▸ Problem to work on:
Output all of the data below exactly as given.
---------- The input ----------
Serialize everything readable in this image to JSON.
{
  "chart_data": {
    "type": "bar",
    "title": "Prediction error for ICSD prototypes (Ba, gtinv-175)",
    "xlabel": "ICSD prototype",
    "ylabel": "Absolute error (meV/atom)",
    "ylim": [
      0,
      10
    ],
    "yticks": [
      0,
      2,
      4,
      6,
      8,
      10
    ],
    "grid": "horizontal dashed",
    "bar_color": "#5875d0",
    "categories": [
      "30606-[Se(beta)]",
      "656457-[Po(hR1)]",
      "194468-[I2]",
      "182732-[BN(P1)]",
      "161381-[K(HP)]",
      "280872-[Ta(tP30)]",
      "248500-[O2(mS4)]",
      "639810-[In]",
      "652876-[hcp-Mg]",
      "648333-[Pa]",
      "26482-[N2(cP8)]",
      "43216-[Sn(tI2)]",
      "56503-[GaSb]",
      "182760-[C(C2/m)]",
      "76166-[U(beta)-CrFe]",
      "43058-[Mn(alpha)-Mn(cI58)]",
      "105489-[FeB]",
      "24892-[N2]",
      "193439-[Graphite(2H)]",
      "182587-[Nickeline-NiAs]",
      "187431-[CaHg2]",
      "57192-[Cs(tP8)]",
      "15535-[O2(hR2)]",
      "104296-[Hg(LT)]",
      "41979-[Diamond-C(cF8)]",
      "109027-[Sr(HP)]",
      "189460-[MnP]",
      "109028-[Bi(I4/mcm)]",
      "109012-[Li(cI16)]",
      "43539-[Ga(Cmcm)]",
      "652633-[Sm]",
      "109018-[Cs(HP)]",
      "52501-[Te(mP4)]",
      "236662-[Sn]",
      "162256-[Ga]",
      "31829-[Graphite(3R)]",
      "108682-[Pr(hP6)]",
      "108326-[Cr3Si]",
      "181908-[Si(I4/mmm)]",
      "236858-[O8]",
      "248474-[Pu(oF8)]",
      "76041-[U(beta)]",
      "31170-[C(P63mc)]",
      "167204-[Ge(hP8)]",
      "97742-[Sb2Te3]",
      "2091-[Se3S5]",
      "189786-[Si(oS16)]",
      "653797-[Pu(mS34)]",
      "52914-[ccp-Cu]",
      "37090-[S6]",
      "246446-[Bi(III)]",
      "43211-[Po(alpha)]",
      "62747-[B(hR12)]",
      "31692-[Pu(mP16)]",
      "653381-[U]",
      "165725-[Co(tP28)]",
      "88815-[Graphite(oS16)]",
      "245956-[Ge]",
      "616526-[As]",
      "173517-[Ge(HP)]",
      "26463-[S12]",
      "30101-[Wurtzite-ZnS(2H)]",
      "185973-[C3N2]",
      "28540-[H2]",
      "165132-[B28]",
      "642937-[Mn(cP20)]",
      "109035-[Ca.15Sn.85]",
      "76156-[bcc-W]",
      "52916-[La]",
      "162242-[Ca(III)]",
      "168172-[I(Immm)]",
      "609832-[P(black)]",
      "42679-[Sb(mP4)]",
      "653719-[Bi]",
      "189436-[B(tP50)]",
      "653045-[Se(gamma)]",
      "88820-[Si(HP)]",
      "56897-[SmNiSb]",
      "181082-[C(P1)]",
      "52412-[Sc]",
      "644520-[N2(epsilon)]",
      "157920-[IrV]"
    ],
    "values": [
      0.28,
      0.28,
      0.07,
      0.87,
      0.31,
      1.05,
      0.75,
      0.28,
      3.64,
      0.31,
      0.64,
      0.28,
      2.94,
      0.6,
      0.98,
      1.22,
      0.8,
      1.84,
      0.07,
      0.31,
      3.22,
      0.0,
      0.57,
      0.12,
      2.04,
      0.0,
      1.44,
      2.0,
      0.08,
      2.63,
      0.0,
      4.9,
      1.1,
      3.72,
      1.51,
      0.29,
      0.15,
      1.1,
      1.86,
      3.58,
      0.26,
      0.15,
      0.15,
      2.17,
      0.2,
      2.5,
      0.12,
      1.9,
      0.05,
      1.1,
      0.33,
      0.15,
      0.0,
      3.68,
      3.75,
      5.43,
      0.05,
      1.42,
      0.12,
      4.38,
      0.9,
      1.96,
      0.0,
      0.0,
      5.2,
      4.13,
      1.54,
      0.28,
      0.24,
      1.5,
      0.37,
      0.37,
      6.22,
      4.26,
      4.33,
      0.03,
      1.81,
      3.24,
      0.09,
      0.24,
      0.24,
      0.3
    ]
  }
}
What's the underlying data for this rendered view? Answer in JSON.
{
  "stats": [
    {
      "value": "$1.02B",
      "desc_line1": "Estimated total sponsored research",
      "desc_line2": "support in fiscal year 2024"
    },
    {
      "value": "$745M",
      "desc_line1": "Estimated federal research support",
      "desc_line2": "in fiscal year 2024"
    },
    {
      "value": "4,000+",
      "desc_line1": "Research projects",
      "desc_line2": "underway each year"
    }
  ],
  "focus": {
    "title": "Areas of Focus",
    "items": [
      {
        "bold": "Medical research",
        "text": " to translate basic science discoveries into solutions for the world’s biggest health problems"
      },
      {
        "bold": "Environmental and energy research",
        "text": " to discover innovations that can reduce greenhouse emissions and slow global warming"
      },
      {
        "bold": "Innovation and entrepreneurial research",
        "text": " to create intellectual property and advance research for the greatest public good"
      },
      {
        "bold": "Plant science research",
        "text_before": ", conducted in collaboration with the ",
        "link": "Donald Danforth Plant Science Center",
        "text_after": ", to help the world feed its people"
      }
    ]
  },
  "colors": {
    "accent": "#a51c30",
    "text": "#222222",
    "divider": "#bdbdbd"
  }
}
----------
▸ Solved problem:
Serialize everything readable in this image to JSON.
{
  "chart_data": {
    "type": "bar",
    "title": "Prediction error for ICSD prototypes (Ba, gtinv-175)",
    "xlabel": "ICSD prototype",
    "ylabel": "Absolute error (meV/atom)",
    "ylim": [
      0,
      10
    ],
    "yticks": [
      0,
      2,
      4,
      6,
      8,
      10
    ],
    "grid": "horizontal dashed",
    "bar_color": "#5875d0",
    "categories": [
      "30606-[Se(beta)]",
      "656457-[Po(hR1)]",
      "194468-[I2]",
      "182732-[BN(P1)]",
      "161381-[K(HP)]",
      "280872-[Ta(tP30)]",
      "248500-[O2(mS4)]",
      "639810-[In]",
      "652876-[hcp-Mg]",
      "648333-[Pa]",
      "26482-[N2(cP8)]",
      "43216-[Sn(tI2)]",
      "56503-[GaSb]",
      "182760-[C(C2/m)]",
      "76166-[U(beta)-CrFe]",
      "43058-[Mn(alpha)-Mn(cI58)]",
      "105489-[FeB]",
      "24892-[N2]",
      "193439-[Graphite(2H)]",
      "182587-[Nickeline-NiAs]",
      "187431-[CaHg2]",
      "57192-[Cs(tP8)]",
      "15535-[O2(hR2)]",
      "104296-[Hg(LT)]",
      "41979-[Diamond-C(cF8)]",
      "109027-[Sr(HP)]",
      "189460-[MnP]",
      "109028-[Bi(I4/mcm)]",
      "109012-[Li(cI16)]",
      "43539-[Ga(Cmcm)]",
      "652633-[Sm]",
      "109018-[Cs(HP)]",
      "52501-[Te(mP4)]",
      "236662-[Sn]",
      "162256-[Ga]",
      "31829-[Graphite(3R)]",
      "108682-[Pr(hP6)]",
      "108326-[Cr3Si]",
      "181908-[Si(I4/mmm)]",
      "236858-[O8]",
      "248474-[Pu(oF8)]",
      "76041-[U(beta)]",
      "31170-[C(P63mc)]",
      "167204-[Ge(hP8)]",
      "97742-[Sb2Te3]",
      "2091-[Se3S5]",
      "189786-[Si(oS16)]",
      "653797-[Pu(mS34)]",
      "52914-[ccp-Cu]",
      "37090-[S6]",
      "246446-[Bi(III)]",
      "43211-[Po(alpha)]",
      "62747-[B(hR12)]",
      "31692-[Pu(mP16)]",
      "653381-[U]",
      "165725-[Co(tP28)]",
      "88815-[Graphite(oS16)]",
      "245956-[Ge]",
      "616526-[As]",
      "173517-[Ge(HP)]",
      "26463-[S12]",
      "30101-[Wurtzite-ZnS(2H)]",
      "185973-[C3N2]",
      "28540-[H2]",
      "165132-[B28]",
      "642937-[Mn(cP20)]",
      "109035-[Ca.15Sn.85]",
      "76156-[bcc-W]",
      "52916-[La]",
      "162242-[Ca(III)]",
      "168172-[I(Immm)]",
      "609832-[P(black)]",
      "42679-[Sb(mP4)]",
      "653719-[Bi]",
      "189436-[B(tP50)]",
      "653045-[Se(gamma)]",
      "88820-[Si(HP)]",
      "56897-[SmNiSb]",
      "181082-[C(P1)]",
      "52412-[Sc]",
      "644520-[N2(epsilon)]",
      "157920-[IrV]"
    ],
    "values": [
      0.28,
      0.28,
      0.07,
      0.87,
      0.31,
      1.05,
      0.75,
      0.28,
      3.64,
      0.31,
      0.64,
      0.28,
      2.94,
      0.6,
      0.98,
      1.22,
      0.8,
      1.84,
      0.07,
      0.31,
      3.22,
      0.0,
      0.57,
      0.12,
      2.04,
      0.0,
      1.44,
      2.0,
      0.08,
      2.63,
      0.0,
      4.9,
      1.1,
      3.72,
      1.51,
      0.29,
      0.15,
      1.1,
      1.86,
      3.58,
      0.26,
      0.15,
      0.15,
      2.17,
      0.2,
      2.5,
      0.12,
      1.9,
      0.05,
      1.1,
      0.33,
      0.15,
      0.0,
      3.68,
      3.75,
      5.43,
      0.05,
      1.42,
      0.12,
      4.38,
      0.9,
      1.96,
      0.0,
      0.0,
      5.2,
      4.13,
      1.54,
      0.28,
      0.24,
      1.5,
      0.37,
      0.37,
      6.22,
      4.26,
      4.33,
      0.03,
      1.81,
      3.24,
      0.09,
      0.24,
      0.24,
      0.3
    ]
  }
}
What's the underlying data for this rendered view? Answer in JSON.
{
  "stats": [
    {
      "value": "$1.02B",
      "desc_line1": "Estimated total sponsored research",
      "desc_line2": "support in fiscal year 2024"
    },
    {
      "value": "$745M",
      "desc_line1": "Estimated federal research support",
      "desc_line2": "in fiscal year 2024"
    },
    {
      "value": "4,000+",
      "desc_line1": "Research projects",
      "desc_line2": "underway each year"
    }
  ],
  "focus": {
    "title": "Areas of Focus",
    "items": [
      {
        "bold": "Medical research",
        "text": " to translate basic science discoveries into solutions for the world’s biggest health problems"
      },
      {
        "bold": "Environmental and energy research",
        "text": " to discover innovations that can reduce greenhouse emissions and slow global warming"
      },
      {
        "bold": "Innovation and entrepreneurial research",
        "text": " to create intellectual property and advance research for the greatest public good"
      },
      {
        "bold": "Plant science research",
        "text_before": ", conducted in collaboration with the ",
        "link": "Donald Danforth Plant Science Center",
        "text_after": ", to help the world feed its people"
      }
    ]
  },
  "colors": {
    "accent": "#a51c30",
    "text": "#222222",
    "divider": "#bdbdbd"
  }
}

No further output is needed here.